§ Task to carry out: Extract all records. Keep each one exact.
>> BEGIN
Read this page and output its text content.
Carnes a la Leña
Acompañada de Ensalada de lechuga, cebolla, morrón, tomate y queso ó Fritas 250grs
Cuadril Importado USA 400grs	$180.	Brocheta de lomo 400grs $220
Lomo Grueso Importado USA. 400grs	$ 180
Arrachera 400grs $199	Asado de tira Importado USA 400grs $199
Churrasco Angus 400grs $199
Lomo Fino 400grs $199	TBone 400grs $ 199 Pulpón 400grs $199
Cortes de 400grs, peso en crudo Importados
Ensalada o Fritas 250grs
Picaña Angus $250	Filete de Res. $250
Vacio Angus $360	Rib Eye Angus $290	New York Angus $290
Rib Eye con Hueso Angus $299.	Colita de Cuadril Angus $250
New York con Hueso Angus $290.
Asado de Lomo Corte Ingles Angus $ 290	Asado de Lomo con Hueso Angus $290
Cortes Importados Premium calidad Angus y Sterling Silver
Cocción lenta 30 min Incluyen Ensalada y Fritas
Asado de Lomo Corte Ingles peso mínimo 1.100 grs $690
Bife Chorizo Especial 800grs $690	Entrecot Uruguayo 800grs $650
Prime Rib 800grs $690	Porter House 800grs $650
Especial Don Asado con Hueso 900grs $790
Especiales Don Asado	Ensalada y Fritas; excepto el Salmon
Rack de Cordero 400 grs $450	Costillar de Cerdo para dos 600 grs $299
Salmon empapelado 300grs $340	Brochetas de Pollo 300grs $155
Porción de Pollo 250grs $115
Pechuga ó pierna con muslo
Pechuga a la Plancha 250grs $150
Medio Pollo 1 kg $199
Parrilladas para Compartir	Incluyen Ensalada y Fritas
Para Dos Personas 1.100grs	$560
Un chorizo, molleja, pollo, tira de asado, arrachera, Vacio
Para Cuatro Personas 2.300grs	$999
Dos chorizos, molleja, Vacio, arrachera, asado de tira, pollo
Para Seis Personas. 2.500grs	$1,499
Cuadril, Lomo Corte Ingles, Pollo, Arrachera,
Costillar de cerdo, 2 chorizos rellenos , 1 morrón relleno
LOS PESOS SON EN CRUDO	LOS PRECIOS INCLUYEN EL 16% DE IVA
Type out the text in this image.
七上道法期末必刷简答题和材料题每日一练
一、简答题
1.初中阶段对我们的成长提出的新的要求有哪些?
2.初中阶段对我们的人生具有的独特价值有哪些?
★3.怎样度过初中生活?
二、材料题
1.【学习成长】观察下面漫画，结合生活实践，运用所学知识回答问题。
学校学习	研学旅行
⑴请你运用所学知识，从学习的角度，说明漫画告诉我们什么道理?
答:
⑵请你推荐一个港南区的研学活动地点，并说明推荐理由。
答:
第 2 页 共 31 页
>> END
§ The response:
Read this page and output its text content.
Carnes a la Leña
Acompañada de Ensalada de lechuga, cebolla, morrón, tomate y queso ó Fritas 250grs
Cuadril Importado USA 400grs	$180.	Brocheta de lomo 400grs $220
Lomo Grueso Importado USA. 400grs	$ 180
Arrachera 400grs $199	Asado de tira Importado USA 400grs $199
Churrasco Angus 400grs $199
Lomo Fino 400grs $199	TBone 400grs $ 199 Pulpón 400grs $199
Cortes de 400grs, peso en crudo Importados
Ensalada o Fritas 250grs
Picaña Angus $250	Filete de Res. $250
Vacio Angus $360	Rib Eye Angus $290	New York Angus $290
Rib Eye con Hueso Angus $299.	Colita de Cuadril Angus $250
New York con Hueso Angus $290.
Asado de Lomo Corte Ingles Angus $ 290	Asado de Lomo con Hueso Angus $290
Cortes Importados Premium calidad Angus y Sterling Silver
Cocción lenta 30 min Incluyen Ensalada y Fritas
Asado de Lomo Corte Ingles peso mínimo 1.100 grs $690
Bife Chorizo Especial 800grs $690	Entrecot Uruguayo 800grs $650
Prime Rib 800grs $690	Porter House 800grs $650
Especial Don Asado con Hueso 900grs $790
Especiales Don Asado	Ensalada y Fritas; excepto el Salmon
Rack de Cordero 400 grs $450	Costillar de Cerdo para dos 600 grs $299
Salmon empapelado 300grs $340	Brochetas de Pollo 300grs $155
Porción de Pollo 250grs $115
Pechuga ó pierna con muslo
Pechuga a la Plancha 250grs $150
Medio Pollo 1 kg $199
Parrilladas para Compartir	Incluyen Ensalada y Fritas
Para Dos Personas 1.100grs	$560
Un chorizo, molleja, pollo, tira de asado, arrachera, Vacio
Para Cuatro Personas 2.300grs	$999
Dos chorizos, molleja, Vacio, arrachera, asado de tira, pollo
Para Seis Personas. 2.500grs	$1,499
Cuadril, Lomo Corte Ingles, Pollo, Arrachera,
Costillar de cerdo, 2 chorizos rellenos , 1 morrón relleno
LOS PESOS SON EN CRUDO	LOS PRECIOS INCLUYEN EL 16% DE IVA
Type out the text in this image.
七上道法期末必刷简答题和材料题每日一练
一、简答题
1.初中阶段对我们的成长提出的新的要求有哪些?
2.初中阶段对我们的人生具有的独特价值有哪些?
★3.怎样度过初中生活?
二、材料题
1.【学习成长】观察下面漫画，结合生活实践，运用所学知识回答问题。
学校学习	研学旅行
⑴请你运用所学知识，从学习的角度，说明漫画告诉我们什么道理?
答:
⑵请你推荐一个港南区的研学活动地点，并说明推荐理由。
答:
第 2 页 共 31 页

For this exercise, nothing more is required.